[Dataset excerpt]
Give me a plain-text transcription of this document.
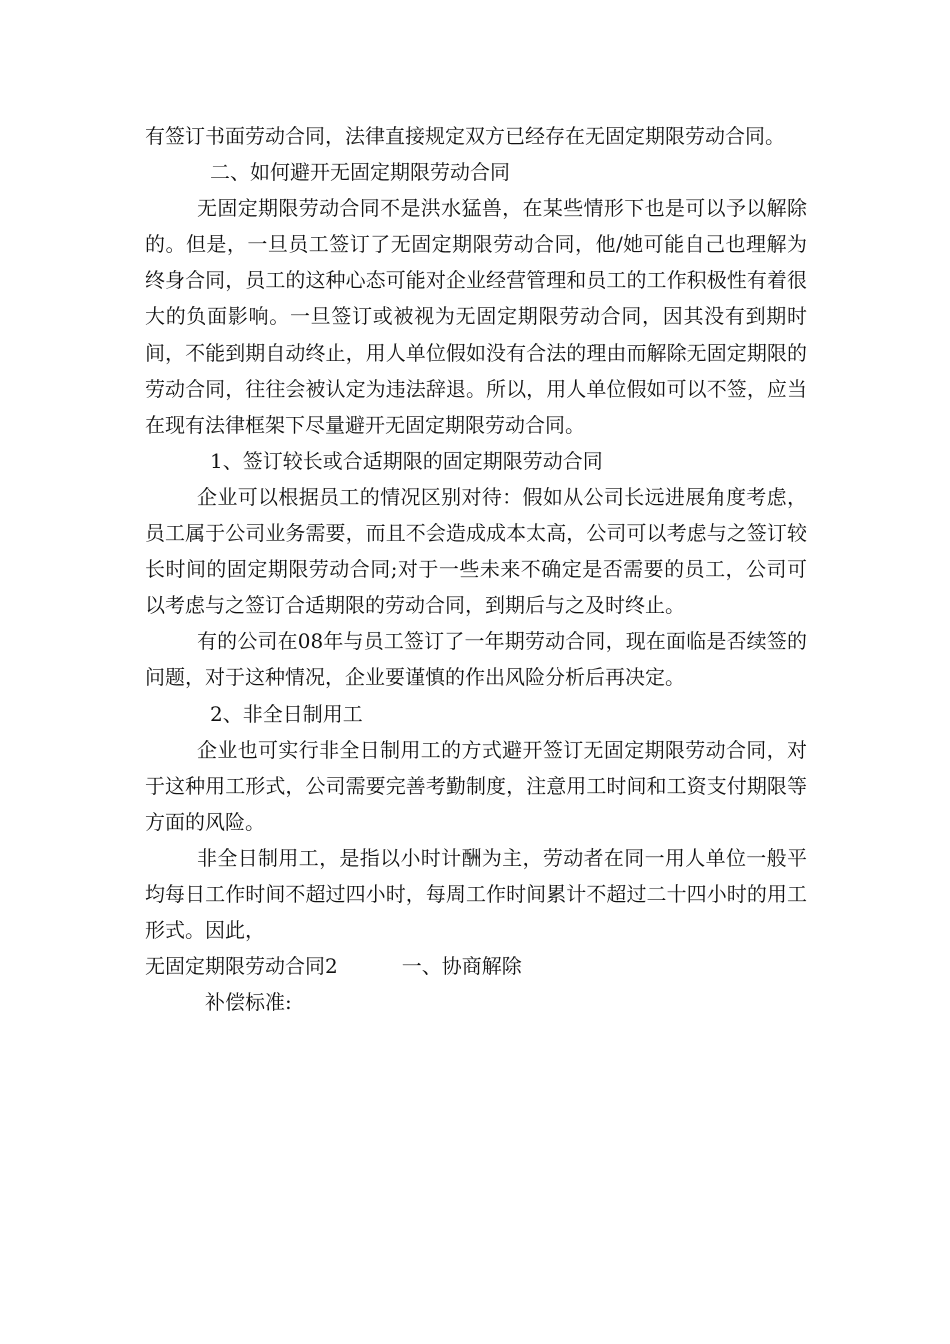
有签订书面劳动合同，法律直接规定双方已经存在无固定期限劳动合同。

二、如何避开无固定期限劳动合同

无固定期限劳动合同不是洪水猛兽，在某些情形下也是可以予以解除的。但是，一旦员工签订了无固定期限劳动合同，他/她可能自己也理解为终身合同，员工的这种心态可能对企业经营管理和员工的工作积极性有着很大的负面影响。一旦签订或被视为无固定期限劳动合同，因其没有到期时间，不能到期自动终止，用人单位假如没有合法的理由而解除无固定期限的劳动合同，往往会被认定为违法辞退。所以，用人单位假如可以不签，应当在现有法律框架下尽量避开无固定期限劳动合同。

1、签订较长或合适期限的固定期限劳动合同

企业可以根据员工的情况区别对待：假如从公司长远进展角度考虑，员工属于公司业务需要，而且不会造成成本太高，公司可以考虑与之签订较长时间的固定期限劳动合同;对于一些未来不确定是否需要的员工，公司可以考虑与之签订合适期限的劳动合同，到期后与之及时终止。

有的公司在08年与员工签订了一年期劳动合同，现在面临是否续签的问题，对于这种情况，企业要谨慎的作出风险分析后再决定。

2、非全日制用工

企业也可实行非全日制用工的方式避开签订无固定期限劳动合同，对于这种用工形式，公司需要完善考勤制度，注意用工时间和工资支付期限等方面的风险。

非全日制用工，是指以小时计酬为主，劳动者在同一用人单位一般平均每日工作时间不超过四小时，每周工作时间累计不超过二十四小时的用工形式。因此，

无固定期限劳动合同2	一、协商解除

补偿标准:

**EXERCISE DESCRIPTION**
All entries are to be retyped exactly. Omit any embedded images.

**COMPLETE RESPONSE**
Give me a plain-text transcription of this document.
有签订书面劳动合同，法律直接规定双方已经存在无固定期限劳动合同。

二、如何避开无固定期限劳动合同

无固定期限劳动合同不是洪水猛兽，在某些情形下也是可以予以解除的。但是，一旦员工签订了无固定期限劳动合同，他/她可能自己也理解为终身合同，员工的这种心态可能对企业经营管理和员工的工作积极性有着很大的负面影响。一旦签订或被视为无固定期限劳动合同，因其没有到期时间，不能到期自动终止，用人单位假如没有合法的理由而解除无固定期限的劳动合同，往往会被认定为违法辞退。所以，用人单位假如可以不签，应当在现有法律框架下尽量避开无固定期限劳动合同。

1、签订较长或合适期限的固定期限劳动合同

企业可以根据员工的情况区别对待：假如从公司长远进展角度考虑，员工属于公司业务需要，而且不会造成成本太高，公司可以考虑与之签订较长时间的固定期限劳动合同;对于一些未来不确定是否需要的员工，公司可以考虑与之签订合适期限的劳动合同，到期后与之及时终止。

有的公司在08年与员工签订了一年期劳动合同，现在面临是否续签的问题，对于这种情况，企业要谨慎的作出风险分析后再决定。

2、非全日制用工

企业也可实行非全日制用工的方式避开签订无固定期限劳动合同，对于这种用工形式，公司需要完善考勤制度，注意用工时间和工资支付期限等方面的风险。

非全日制用工，是指以小时计酬为主，劳动者在同一用人单位一般平均每日工作时间不超过四小时，每周工作时间累计不超过二十四小时的用工形式。因此，

无固定期限劳动合同2	一、协商解除

补偿标准:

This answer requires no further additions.